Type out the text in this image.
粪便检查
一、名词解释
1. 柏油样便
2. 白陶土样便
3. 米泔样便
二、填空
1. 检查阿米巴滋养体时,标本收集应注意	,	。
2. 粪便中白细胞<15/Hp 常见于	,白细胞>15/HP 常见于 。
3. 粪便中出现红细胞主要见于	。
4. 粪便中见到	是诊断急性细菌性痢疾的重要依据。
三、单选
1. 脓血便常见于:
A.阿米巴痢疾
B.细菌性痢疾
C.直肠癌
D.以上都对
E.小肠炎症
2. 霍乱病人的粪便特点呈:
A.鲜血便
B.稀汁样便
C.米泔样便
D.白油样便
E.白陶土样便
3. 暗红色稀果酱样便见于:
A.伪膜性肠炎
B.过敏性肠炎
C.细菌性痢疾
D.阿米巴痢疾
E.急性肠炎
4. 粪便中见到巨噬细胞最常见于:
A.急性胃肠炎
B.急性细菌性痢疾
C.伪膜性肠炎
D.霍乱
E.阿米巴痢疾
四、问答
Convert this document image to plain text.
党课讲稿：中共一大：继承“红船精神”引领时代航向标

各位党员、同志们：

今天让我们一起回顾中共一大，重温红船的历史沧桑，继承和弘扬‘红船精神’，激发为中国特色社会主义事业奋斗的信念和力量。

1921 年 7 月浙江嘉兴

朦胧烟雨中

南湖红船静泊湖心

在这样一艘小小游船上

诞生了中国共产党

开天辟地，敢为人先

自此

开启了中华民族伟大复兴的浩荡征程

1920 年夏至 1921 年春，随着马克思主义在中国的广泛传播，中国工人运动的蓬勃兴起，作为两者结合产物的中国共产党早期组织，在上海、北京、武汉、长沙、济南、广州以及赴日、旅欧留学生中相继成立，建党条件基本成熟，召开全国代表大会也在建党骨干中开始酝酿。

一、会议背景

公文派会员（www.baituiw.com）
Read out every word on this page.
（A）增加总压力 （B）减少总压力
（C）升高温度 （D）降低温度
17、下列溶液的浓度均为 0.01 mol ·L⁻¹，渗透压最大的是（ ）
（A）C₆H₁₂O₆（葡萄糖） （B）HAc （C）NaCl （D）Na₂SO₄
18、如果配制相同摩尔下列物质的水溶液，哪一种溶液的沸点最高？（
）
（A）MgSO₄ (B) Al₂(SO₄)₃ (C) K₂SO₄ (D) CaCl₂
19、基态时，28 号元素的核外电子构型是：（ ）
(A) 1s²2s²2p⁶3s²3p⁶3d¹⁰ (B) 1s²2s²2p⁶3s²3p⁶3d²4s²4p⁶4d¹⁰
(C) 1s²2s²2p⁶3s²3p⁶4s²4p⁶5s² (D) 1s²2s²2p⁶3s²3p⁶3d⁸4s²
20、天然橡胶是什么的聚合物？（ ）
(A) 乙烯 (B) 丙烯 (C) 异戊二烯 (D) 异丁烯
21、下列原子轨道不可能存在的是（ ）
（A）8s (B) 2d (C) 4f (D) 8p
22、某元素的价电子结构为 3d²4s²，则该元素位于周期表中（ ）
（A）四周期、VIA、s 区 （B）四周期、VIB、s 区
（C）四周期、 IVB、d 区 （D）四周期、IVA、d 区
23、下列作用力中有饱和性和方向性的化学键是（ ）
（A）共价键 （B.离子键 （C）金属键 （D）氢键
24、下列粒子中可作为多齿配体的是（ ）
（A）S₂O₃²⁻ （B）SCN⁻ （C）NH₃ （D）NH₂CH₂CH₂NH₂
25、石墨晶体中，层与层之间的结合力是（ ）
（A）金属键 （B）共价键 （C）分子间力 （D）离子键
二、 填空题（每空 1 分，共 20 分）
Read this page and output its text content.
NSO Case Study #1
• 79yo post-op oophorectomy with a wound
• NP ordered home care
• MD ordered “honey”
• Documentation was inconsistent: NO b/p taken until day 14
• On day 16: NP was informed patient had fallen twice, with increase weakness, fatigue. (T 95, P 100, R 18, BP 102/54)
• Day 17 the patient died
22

### The exercise
Report how many lines of the preceding records include "this". Output the number only.

### Full output
4